==== RECORDS SUPPLIED

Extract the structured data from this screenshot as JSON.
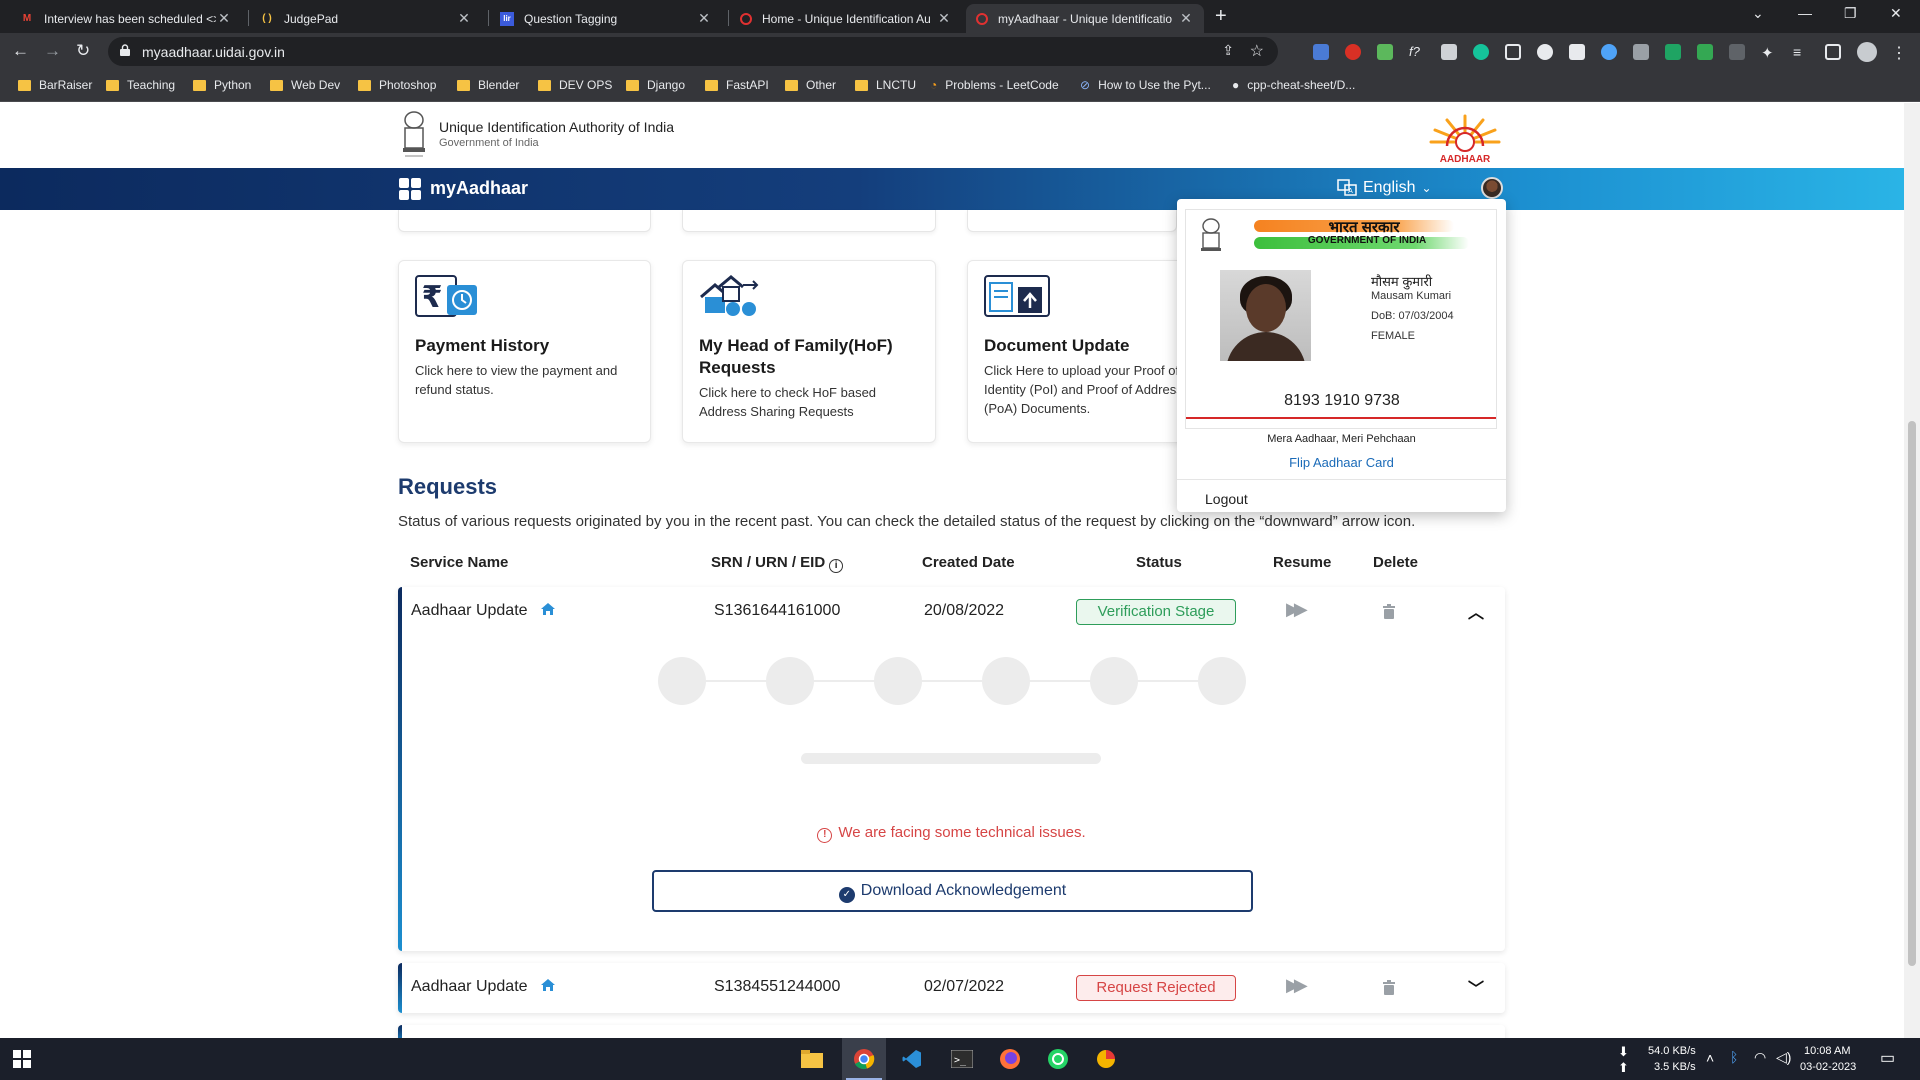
{
  "browser": {
    "tabs": [
      {
        "title": "Interview has been scheduled <>",
        "icon": "gmail-icon"
      },
      {
        "title": "JudgePad",
        "icon": "judgepad-icon"
      },
      {
        "title": "Question Tagging",
        "icon": "tagging-icon"
      },
      {
        "title": "Home - Unique Identification Au",
        "icon": "uidai-icon"
      },
      {
        "title": "myAadhaar - Unique Identificatio",
        "icon": "uidai-icon"
      }
    ],
    "url": "myaadhaar.uidai.gov.in",
    "bookmarks": [
      {
        "label": "BarRaiser",
        "type": "folder"
      },
      {
        "label": "Teaching",
        "type": "folder"
      },
      {
        "label": "Python",
        "type": "folder"
      },
      {
        "label": "Web Dev",
        "type": "folder"
      },
      {
        "label": "Photoshop",
        "type": "folder"
      },
      {
        "label": "Blender",
        "type": "folder"
      },
      {
        "label": "DEV OPS",
        "type": "folder"
      },
      {
        "label": "Django",
        "type": "folder"
      },
      {
        "label": "FastAPI",
        "type": "folder"
      },
      {
        "label": "Other",
        "type": "folder"
      },
      {
        "label": "LNCTU",
        "type": "folder"
      },
      {
        "label": "Problems - LeetCode",
        "type": "link"
      },
      {
        "label": "How to Use the Pyt...",
        "type": "link"
      },
      {
        "label": "cpp-cheat-sheet/D...",
        "type": "link"
      }
    ]
  },
  "header": {
    "org_name": "Unique Identification Authority of India",
    "org_sub": "Government of India",
    "logo_text": "AADHAAR"
  },
  "navbar": {
    "title": "myAadhaar",
    "language": "English"
  },
  "services": [
    {
      "title": "Payment History",
      "desc": "Click here to view the payment and refund status."
    },
    {
      "title": "My Head of Family(HoF) Requests",
      "desc": "Click here to check HoF based Address Sharing Requests"
    },
    {
      "title": "Document Update",
      "desc": "Click Here to upload your Proof of Identity (PoI) and Proof of Address (PoA) Documents."
    }
  ],
  "requests": {
    "title": "Requests",
    "description": "Status of various requests originated by you in the recent past. You can check the detailed status of the request by clicking on the “downward” arrow icon.",
    "columns": [
      "Service Name",
      "SRN / URN / EID",
      "Created Date",
      "Status",
      "Resume",
      "Delete"
    ],
    "rows": [
      {
        "service": "Aadhaar Update",
        "srn": "S1361644161000",
        "date": "20/08/2022",
        "status": "Verification Stage",
        "status_color": "#2e9d5a",
        "expanded": true
      },
      {
        "service": "Aadhaar Update",
        "srn": "S1384551244000",
        "date": "02/07/2022",
        "status": "Request Rejected",
        "status_color": "#d64545",
        "expanded": false
      }
    ],
    "error_message": "We are facing some technical issues.",
    "download_label": "Download Acknowledgement"
  },
  "profile_card": {
    "gov_hindi": "भारत सरकार",
    "gov_en": "GOVERNMENT OF INDIA",
    "name_hindi": "मौसम कुमारी",
    "name": "Mausam Kumari",
    "dob": "DoB: 07/03/2004",
    "gender": "FEMALE",
    "aadhaar_number": "8193 1910 9738",
    "tagline": "Mera Aadhaar, Meri Pehchaan",
    "flip_label": "Flip Aadhaar Card",
    "logout_label": "Logout"
  },
  "taskbar": {
    "net_down": "54.0 KB/s",
    "net_up": "3.5 KB/s",
    "time": "10:08 AM",
    "date": "03-02-2023"
  },
  "colors": {
    "primary": "#1d3b6e",
    "link": "#1b6bb8",
    "success": "#2e9d5a",
    "danger": "#d64545"
  }
}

========

Copy out every line of the data that includes "Address".

      "desc": "Click here to check HoF based Address Sharing Requests"
      "desc": "Click Here to upload your Proof of Identity (PoI) and Proof of Address (PoA) Documents."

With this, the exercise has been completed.